Return all lines below containing the word "地区生产总值".

Recorded data
****************
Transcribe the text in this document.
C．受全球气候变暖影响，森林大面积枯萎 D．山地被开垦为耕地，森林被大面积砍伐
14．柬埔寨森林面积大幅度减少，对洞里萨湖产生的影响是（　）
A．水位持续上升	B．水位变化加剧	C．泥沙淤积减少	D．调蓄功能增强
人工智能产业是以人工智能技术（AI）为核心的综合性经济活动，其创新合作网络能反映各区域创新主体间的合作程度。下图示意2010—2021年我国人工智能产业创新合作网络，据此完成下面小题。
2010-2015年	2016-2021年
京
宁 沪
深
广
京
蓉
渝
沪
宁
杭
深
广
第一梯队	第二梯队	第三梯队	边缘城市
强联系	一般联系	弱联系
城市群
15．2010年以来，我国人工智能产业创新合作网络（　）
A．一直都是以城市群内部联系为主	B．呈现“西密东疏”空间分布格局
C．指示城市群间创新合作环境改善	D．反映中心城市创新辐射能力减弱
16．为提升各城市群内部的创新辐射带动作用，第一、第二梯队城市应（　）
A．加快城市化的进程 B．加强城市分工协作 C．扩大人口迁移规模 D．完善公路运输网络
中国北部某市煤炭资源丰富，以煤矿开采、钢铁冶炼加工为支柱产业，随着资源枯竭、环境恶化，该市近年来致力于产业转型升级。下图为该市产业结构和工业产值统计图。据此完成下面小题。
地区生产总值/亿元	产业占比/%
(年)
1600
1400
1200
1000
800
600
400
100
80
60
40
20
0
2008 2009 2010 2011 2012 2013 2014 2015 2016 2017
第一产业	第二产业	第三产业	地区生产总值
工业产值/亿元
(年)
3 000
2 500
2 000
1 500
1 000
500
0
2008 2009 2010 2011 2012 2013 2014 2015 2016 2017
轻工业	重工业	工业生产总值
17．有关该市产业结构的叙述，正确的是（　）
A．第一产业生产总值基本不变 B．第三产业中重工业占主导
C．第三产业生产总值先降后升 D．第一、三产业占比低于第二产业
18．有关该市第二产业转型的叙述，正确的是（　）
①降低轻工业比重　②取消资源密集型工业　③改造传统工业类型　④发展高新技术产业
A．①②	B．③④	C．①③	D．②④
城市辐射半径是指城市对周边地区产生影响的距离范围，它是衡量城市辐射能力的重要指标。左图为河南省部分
****************
Solution —
地区生产总值/亿元	产业占比/%
第一产业	第二产业	第三产业	地区生产总值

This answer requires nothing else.